Stored data entries

%%

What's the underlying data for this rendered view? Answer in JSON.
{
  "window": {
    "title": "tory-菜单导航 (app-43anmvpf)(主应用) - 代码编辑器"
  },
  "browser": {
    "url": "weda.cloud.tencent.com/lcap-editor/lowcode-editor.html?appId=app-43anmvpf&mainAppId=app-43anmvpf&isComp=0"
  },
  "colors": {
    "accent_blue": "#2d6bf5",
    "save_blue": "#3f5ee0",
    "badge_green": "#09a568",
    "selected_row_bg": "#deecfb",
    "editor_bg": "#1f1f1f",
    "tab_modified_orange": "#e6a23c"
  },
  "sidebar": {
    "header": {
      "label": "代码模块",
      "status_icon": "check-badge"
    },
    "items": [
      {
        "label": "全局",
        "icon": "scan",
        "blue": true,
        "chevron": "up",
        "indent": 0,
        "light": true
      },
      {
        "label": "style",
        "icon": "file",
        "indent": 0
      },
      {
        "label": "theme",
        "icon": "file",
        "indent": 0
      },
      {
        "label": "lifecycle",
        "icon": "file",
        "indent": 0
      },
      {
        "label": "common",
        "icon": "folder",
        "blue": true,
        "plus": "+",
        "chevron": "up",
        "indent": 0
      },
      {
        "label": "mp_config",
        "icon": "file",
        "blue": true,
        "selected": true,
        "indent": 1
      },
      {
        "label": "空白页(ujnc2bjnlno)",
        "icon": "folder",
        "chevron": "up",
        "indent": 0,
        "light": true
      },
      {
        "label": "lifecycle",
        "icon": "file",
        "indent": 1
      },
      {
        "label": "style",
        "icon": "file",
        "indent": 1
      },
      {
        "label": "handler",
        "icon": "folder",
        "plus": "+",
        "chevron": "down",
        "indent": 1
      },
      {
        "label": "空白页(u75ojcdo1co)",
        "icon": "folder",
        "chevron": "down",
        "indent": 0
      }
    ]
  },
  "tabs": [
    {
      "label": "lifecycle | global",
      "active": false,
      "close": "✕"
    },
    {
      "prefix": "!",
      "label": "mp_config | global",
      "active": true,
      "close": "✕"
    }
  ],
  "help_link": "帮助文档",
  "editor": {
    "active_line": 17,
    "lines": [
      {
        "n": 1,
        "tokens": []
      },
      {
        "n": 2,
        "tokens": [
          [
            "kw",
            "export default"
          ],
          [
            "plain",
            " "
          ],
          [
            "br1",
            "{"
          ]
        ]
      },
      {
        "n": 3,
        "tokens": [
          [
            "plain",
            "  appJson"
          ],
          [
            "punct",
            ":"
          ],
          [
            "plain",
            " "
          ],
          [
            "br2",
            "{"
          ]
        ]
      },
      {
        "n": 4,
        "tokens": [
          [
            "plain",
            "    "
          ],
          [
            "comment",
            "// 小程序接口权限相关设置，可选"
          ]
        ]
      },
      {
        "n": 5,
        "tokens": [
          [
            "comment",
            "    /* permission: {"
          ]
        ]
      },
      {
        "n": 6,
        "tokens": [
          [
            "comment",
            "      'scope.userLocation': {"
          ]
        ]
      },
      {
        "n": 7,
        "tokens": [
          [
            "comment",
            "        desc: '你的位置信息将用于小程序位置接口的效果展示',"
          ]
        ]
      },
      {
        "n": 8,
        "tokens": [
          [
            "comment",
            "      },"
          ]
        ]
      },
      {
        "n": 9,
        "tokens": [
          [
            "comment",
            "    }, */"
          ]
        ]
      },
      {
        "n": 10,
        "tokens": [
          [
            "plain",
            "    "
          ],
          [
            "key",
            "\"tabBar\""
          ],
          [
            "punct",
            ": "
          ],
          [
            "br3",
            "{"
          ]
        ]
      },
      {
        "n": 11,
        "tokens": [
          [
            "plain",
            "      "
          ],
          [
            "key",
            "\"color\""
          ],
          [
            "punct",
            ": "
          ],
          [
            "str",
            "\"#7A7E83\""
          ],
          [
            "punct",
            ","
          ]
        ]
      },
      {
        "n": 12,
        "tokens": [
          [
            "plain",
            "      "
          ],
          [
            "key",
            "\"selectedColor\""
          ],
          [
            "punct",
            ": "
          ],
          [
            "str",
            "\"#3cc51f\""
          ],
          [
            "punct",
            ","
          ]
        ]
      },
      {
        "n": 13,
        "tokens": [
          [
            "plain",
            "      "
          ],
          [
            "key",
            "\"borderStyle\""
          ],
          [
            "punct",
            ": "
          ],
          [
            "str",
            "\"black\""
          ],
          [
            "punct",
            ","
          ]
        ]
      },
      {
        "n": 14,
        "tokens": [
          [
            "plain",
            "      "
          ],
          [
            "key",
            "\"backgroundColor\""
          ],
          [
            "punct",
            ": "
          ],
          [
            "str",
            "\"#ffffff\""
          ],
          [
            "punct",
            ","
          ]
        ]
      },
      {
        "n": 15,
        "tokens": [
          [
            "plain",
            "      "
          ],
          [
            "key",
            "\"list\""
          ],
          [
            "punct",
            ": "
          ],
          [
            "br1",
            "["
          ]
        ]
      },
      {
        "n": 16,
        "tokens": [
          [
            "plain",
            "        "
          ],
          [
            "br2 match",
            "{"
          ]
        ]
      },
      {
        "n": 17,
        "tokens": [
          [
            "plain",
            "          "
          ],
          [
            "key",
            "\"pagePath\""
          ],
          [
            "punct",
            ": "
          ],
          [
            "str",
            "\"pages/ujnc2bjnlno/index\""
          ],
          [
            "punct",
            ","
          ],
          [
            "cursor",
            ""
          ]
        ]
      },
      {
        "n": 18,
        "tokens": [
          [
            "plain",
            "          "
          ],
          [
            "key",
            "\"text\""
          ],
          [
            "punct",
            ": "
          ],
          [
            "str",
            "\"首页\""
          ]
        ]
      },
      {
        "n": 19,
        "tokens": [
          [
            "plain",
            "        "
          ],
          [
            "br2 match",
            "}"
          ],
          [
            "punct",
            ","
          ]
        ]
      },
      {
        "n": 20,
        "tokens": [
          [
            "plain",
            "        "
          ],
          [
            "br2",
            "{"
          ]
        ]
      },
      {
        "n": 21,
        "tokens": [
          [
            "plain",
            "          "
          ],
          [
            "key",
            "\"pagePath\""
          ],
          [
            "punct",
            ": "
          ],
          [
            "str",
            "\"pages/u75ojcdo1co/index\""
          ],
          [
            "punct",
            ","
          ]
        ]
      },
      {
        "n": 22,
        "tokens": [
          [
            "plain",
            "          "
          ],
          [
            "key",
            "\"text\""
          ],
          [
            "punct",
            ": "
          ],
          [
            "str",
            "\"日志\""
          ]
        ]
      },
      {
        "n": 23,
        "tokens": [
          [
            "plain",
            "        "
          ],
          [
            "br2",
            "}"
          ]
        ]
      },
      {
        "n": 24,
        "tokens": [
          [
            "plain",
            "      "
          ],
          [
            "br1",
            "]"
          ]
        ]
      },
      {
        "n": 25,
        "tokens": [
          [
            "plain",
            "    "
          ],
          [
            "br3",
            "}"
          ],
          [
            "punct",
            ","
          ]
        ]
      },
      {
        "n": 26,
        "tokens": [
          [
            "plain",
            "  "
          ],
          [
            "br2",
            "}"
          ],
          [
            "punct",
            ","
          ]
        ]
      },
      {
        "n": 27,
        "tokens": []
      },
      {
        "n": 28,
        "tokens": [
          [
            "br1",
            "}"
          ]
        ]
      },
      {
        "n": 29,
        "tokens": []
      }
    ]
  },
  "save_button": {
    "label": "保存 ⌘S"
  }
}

%%

■ What this task involves ■
Repeat every record exactly as written, please.

■ Written answer ■
What's the underlying data for this rendered view? Answer in JSON.
{
  "window": {
    "title": "tory-菜单导航 (app-43anmvpf)(主应用) - 代码编辑器"
  },
  "browser": {
    "url": "weda.cloud.tencent.com/lcap-editor/lowcode-editor.html?appId=app-43anmvpf&mainAppId=app-43anmvpf&isComp=0"
  },
  "colors": {
    "accent_blue": "#2d6bf5",
    "save_blue": "#3f5ee0",
    "badge_green": "#09a568",
    "selected_row_bg": "#deecfb",
    "editor_bg": "#1f1f1f",
    "tab_modified_orange": "#e6a23c"
  },
  "sidebar": {
    "header": {
      "label": "代码模块",
      "status_icon": "check-badge"
    },
    "items": [
      {
        "label": "全局",
        "icon": "scan",
        "blue": true,
        "chevron": "up",
        "indent": 0,
        "light": true
      },
      {
        "label": "style",
        "icon": "file",
        "indent": 0
      },
      {
        "label": "theme",
        "icon": "file",
        "indent": 0
      },
      {
        "label": "lifecycle",
        "icon": "file",
        "indent": 0
      },
      {
        "label": "common",
        "icon": "folder",
        "blue": true,
        "plus": "+",
        "chevron": "up",
        "indent": 0
      },
      {
        "label": "mp_config",
        "icon": "file",
        "blue": true,
        "selected": true,
        "indent": 1
      },
      {
        "label": "空白页(ujnc2bjnlno)",
        "icon": "folder",
        "chevron": "up",
        "indent": 0,
        "light": true
      },
      {
        "label": "lifecycle",
        "icon": "file",
        "indent": 1
      },
      {
        "label": "style",
        "icon": "file",
        "indent": 1
      },
      {
        "label": "handler",
        "icon": "folder",
        "plus": "+",
        "chevron": "down",
        "indent": 1
      },
      {
        "label": "空白页(u75ojcdo1co)",
        "icon": "folder",
        "chevron": "down",
        "indent": 0
      }
    ]
  },
  "tabs": [
    {
      "label": "lifecycle | global",
      "active": false,
      "close": "✕"
    },
    {
      "prefix": "!",
      "label": "mp_config | global",
      "active": true,
      "close": "✕"
    }
  ],
  "help_link": "帮助文档",
  "editor": {
    "active_line": 17,
    "lines": [
      {
        "n": 1,
        "tokens": []
      },
      {
        "n": 2,
        "tokens": [
          [
            "kw",
            "export default"
          ],
          [
            "plain",
            " "
          ],
          [
            "br1",
            "{"
          ]
        ]
      },
      {
        "n": 3,
        "tokens": [
          [
            "plain",
            "  appJson"
          ],
          [
            "punct",
            ":"
          ],
          [
            "plain",
            " "
          ],
          [
            "br2",
            "{"
          ]
        ]
      },
      {
        "n": 4,
        "tokens": [
          [
            "plain",
            "    "
          ],
          [
            "comment",
            "// 小程序接口权限相关设置，可选"
          ]
        ]
      },
      {
        "n": 5,
        "tokens": [
          [
            "comment",
            "    /* permission: {"
          ]
        ]
      },
      {
        "n": 6,
        "tokens": [
          [
            "comment",
            "      'scope.userLocation': {"
          ]
        ]
      },
      {
        "n": 7,
        "tokens": [
          [
            "comment",
            "        desc: '你的位置信息将用于小程序位置接口的效果展示',"
          ]
        ]
      },
      {
        "n": 8,
        "tokens": [
          [
            "comment",
            "      },"
          ]
        ]
      },
      {
        "n": 9,
        "tokens": [
          [
            "comment",
            "    }, */"
          ]
        ]
      },
      {
        "n": 10,
        "tokens": [
          [
            "plain",
            "    "
          ],
          [
            "key",
            "\"tabBar\""
          ],
          [
            "punct",
            ": "
          ],
          [
            "br3",
            "{"
          ]
        ]
      },
      {
        "n": 11,
        "tokens": [
          [
            "plain",
            "      "
          ],
          [
            "key",
            "\"color\""
          ],
          [
            "punct",
            ": "
          ],
          [
            "str",
            "\"#7A7E83\""
          ],
          [
            "punct",
            ","
          ]
        ]
      },
      {
        "n": 12,
        "tokens": [
          [
            "plain",
            "      "
          ],
          [
            "key",
            "\"selectedColor\""
          ],
          [
            "punct",
            ": "
          ],
          [
            "str",
            "\"#3cc51f\""
          ],
          [
            "punct",
            ","
          ]
        ]
      },
      {
        "n": 13,
        "tokens": [
          [
            "plain",
            "      "
          ],
          [
            "key",
            "\"borderStyle\""
          ],
          [
            "punct",
            ": "
          ],
          [
            "str",
            "\"black\""
          ],
          [
            "punct",
            ","
          ]
        ]
      },
      {
        "n": 14,
        "tokens": [
          [
            "plain",
            "      "
          ],
          [
            "key",
            "\"backgroundColor\""
          ],
          [
            "punct",
            ": "
          ],
          [
            "str",
            "\"#ffffff\""
          ],
          [
            "punct",
            ","
          ]
        ]
      },
      {
        "n": 15,
        "tokens": [
          [
            "plain",
            "      "
          ],
          [
            "key",
            "\"list\""
          ],
          [
            "punct",
            ": "
          ],
          [
            "br1",
            "["
          ]
        ]
      },
      {
        "n": 16,
        "tokens": [
          [
            "plain",
            "        "
          ],
          [
            "br2 match",
            "{"
          ]
        ]
      },
      {
        "n": 17,
        "tokens": [
          [
            "plain",
            "          "
          ],
          [
            "key",
            "\"pagePath\""
          ],
          [
            "punct",
            ": "
          ],
          [
            "str",
            "\"pages/ujnc2bjnlno/index\""
          ],
          [
            "punct",
            ","
          ],
          [
            "cursor",
            ""
          ]
        ]
      },
      {
        "n": 18,
        "tokens": [
          [
            "plain",
            "          "
          ],
          [
            "key",
            "\"text\""
          ],
          [
            "punct",
            ": "
          ],
          [
            "str",
            "\"首页\""
          ]
        ]
      },
      {
        "n": 19,
        "tokens": [
          [
            "plain",
            "        "
          ],
          [
            "br2 match",
            "}"
          ],
          [
            "punct",
            ","
          ]
        ]
      },
      {
        "n": 20,
        "tokens": [
          [
            "plain",
            "        "
          ],
          [
            "br2",
            "{"
          ]
        ]
      },
      {
        "n": 21,
        "tokens": [
          [
            "plain",
            "          "
          ],
          [
            "key",
            "\"pagePath\""
          ],
          [
            "punct",
            ": "
          ],
          [
            "str",
            "\"pages/u75ojcdo1co/index\""
          ],
          [
            "punct",
            ","
          ]
        ]
      },
      {
        "n": 22,
        "tokens": [
          [
            "plain",
            "          "
          ],
          [
            "key",
            "\"text\""
          ],
          [
            "punct",
            ": "
          ],
          [
            "str",
            "\"日志\""
          ]
        ]
      },
      {
        "n": 23,
        "tokens": [
          [
            "plain",
            "        "
          ],
          [
            "br2",
            "}"
          ]
        ]
      },
      {
        "n": 24,
        "tokens": [
          [
            "plain",
            "      "
          ],
          [
            "br1",
            "]"
          ]
        ]
      },
      {
        "n": 25,
        "tokens": [
          [
            "plain",
            "    "
          ],
          [
            "br3",
            "}"
          ],
          [
            "punct",
            ","
          ]
        ]
      },
      {
        "n": 26,
        "tokens": [
          [
            "plain",
            "  "
          ],
          [
            "br2",
            "}"
          ],
          [
            "punct",
            ","
          ]
        ]
      },
      {
        "n": 27,
        "tokens": []
      },
      {
        "n": 28,
        "tokens": [
          [
            "br1",
            "}"
          ]
        ]
      },
      {
        "n": 29,
        "tokens": []
      }
    ]
  },
  "save_button": {
    "label": "保存 ⌘S"
  }
}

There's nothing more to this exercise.